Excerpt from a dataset
------------

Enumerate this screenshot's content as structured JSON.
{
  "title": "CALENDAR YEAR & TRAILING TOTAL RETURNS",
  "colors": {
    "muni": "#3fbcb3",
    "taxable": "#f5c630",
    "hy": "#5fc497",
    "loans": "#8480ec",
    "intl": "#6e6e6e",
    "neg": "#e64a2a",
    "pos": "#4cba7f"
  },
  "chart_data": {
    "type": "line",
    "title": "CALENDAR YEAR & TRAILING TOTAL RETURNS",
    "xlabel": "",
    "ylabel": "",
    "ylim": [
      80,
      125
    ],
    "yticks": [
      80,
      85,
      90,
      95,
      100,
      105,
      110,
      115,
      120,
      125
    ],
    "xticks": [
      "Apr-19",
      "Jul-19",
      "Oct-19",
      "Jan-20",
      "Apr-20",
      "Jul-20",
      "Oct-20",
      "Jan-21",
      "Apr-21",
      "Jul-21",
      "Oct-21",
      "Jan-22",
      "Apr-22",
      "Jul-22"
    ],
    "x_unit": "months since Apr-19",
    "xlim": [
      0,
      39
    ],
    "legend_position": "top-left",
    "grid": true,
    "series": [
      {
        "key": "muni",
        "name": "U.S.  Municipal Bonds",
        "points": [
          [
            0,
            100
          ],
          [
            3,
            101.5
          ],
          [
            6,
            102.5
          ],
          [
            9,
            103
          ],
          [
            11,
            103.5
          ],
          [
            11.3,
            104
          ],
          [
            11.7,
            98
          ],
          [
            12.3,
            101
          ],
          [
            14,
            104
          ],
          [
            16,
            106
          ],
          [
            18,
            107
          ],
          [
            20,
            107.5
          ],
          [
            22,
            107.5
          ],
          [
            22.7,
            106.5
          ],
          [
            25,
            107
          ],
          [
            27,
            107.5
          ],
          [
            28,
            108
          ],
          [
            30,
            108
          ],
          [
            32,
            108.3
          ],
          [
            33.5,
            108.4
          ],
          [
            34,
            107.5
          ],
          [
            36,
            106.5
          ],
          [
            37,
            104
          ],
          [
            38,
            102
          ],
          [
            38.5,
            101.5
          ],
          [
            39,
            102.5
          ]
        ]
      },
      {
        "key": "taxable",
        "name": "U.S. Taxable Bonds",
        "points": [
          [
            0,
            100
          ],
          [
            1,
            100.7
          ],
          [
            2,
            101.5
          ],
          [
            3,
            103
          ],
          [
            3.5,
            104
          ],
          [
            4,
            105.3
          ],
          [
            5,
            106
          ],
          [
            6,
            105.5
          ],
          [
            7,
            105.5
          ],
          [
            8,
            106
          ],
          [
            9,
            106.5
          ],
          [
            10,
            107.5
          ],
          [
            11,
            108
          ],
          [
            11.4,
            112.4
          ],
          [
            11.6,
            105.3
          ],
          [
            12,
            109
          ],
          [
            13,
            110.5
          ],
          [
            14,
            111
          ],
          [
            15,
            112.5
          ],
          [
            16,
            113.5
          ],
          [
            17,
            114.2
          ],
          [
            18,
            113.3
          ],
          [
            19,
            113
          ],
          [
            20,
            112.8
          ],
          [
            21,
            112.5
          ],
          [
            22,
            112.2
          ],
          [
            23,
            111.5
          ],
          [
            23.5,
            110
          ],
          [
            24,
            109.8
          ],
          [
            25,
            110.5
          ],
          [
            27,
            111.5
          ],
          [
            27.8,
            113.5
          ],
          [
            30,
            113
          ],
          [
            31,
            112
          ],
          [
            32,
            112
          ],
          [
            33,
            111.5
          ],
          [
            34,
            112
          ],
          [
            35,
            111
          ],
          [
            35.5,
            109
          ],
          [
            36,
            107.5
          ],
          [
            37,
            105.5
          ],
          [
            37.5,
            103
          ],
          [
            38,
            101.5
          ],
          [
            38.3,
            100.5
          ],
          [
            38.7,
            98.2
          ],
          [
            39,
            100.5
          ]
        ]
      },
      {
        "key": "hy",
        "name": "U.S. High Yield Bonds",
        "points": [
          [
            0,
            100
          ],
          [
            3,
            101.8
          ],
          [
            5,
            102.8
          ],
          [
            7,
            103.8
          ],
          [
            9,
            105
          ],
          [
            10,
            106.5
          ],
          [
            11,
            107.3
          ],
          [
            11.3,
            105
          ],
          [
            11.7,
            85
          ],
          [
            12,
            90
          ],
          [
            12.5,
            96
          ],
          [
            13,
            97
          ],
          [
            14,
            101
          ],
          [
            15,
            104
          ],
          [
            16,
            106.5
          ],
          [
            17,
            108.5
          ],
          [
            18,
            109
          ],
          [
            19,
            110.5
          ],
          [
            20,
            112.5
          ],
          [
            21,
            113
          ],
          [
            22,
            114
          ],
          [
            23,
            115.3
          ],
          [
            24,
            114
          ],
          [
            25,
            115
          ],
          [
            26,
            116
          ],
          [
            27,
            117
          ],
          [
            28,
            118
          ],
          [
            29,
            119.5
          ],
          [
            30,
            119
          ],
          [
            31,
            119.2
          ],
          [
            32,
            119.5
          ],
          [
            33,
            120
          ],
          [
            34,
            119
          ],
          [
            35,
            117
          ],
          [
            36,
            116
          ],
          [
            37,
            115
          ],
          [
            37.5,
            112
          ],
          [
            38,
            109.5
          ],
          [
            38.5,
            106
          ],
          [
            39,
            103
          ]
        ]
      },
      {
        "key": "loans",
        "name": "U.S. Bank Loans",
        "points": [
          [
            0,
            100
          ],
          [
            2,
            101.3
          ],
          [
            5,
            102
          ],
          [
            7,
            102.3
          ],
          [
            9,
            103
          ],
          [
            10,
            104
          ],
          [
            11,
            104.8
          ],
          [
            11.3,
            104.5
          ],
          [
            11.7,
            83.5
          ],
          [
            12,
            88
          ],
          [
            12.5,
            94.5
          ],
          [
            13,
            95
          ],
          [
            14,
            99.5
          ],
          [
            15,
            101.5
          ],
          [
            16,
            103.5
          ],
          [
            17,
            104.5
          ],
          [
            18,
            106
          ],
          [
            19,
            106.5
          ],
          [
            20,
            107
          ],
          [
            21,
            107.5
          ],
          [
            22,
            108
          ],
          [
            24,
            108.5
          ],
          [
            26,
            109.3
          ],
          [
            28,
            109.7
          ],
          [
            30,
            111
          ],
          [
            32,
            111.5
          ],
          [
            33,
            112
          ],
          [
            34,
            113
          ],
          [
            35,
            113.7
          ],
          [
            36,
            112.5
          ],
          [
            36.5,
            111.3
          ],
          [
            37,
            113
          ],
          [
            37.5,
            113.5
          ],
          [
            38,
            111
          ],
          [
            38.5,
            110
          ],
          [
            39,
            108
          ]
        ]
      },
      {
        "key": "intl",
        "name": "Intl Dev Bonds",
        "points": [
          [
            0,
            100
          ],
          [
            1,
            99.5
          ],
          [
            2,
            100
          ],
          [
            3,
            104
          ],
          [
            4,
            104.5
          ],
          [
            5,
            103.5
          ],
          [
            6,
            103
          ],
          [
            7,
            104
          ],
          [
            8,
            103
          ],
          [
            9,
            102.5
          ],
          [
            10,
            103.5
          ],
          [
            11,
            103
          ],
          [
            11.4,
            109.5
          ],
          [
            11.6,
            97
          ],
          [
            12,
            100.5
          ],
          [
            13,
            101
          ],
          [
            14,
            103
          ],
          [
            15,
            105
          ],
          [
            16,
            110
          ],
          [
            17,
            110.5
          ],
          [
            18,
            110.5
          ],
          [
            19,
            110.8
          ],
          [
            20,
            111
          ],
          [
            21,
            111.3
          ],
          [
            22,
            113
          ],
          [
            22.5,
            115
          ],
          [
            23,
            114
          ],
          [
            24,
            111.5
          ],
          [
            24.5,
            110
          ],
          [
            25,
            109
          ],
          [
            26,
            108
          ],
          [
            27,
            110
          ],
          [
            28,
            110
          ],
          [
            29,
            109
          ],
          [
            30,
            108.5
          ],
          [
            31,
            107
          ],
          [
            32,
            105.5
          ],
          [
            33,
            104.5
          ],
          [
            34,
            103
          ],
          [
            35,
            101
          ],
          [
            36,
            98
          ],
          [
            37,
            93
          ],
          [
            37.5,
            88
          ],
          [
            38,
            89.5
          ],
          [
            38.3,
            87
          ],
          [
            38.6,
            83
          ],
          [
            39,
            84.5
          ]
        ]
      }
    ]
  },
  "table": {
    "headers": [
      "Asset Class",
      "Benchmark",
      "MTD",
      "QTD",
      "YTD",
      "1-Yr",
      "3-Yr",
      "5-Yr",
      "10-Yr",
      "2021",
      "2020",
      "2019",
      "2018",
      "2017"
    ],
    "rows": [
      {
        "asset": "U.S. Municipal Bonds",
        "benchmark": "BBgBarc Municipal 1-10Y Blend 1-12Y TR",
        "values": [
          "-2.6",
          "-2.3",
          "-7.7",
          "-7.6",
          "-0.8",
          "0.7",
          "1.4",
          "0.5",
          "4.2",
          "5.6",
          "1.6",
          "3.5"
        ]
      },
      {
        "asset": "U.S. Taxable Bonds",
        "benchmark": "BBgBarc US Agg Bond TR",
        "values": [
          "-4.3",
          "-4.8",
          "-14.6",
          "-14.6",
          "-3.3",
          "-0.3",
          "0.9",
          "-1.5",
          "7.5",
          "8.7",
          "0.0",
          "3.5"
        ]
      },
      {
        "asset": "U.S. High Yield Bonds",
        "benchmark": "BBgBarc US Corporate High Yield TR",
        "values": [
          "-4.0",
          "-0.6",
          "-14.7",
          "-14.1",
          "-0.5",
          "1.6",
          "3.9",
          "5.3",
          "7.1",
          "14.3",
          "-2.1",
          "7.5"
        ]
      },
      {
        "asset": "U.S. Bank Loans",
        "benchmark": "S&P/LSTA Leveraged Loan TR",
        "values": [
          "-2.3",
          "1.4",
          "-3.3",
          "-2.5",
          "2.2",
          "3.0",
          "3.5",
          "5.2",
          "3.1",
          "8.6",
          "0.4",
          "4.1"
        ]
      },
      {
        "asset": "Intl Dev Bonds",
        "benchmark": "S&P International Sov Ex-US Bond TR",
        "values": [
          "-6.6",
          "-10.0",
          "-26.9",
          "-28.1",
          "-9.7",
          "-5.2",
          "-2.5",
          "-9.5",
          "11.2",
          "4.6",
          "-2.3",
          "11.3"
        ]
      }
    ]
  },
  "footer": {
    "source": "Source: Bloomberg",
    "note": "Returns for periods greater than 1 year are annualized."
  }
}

------------

Directions:
Filter the entries above down to the lines containing the word "TOTAL".

Written solution:
  "title": "CALENDAR YEAR & TRAILING TOTAL RETURNS",
    "title": "CALENDAR YEAR & TRAILING TOTAL RETURNS",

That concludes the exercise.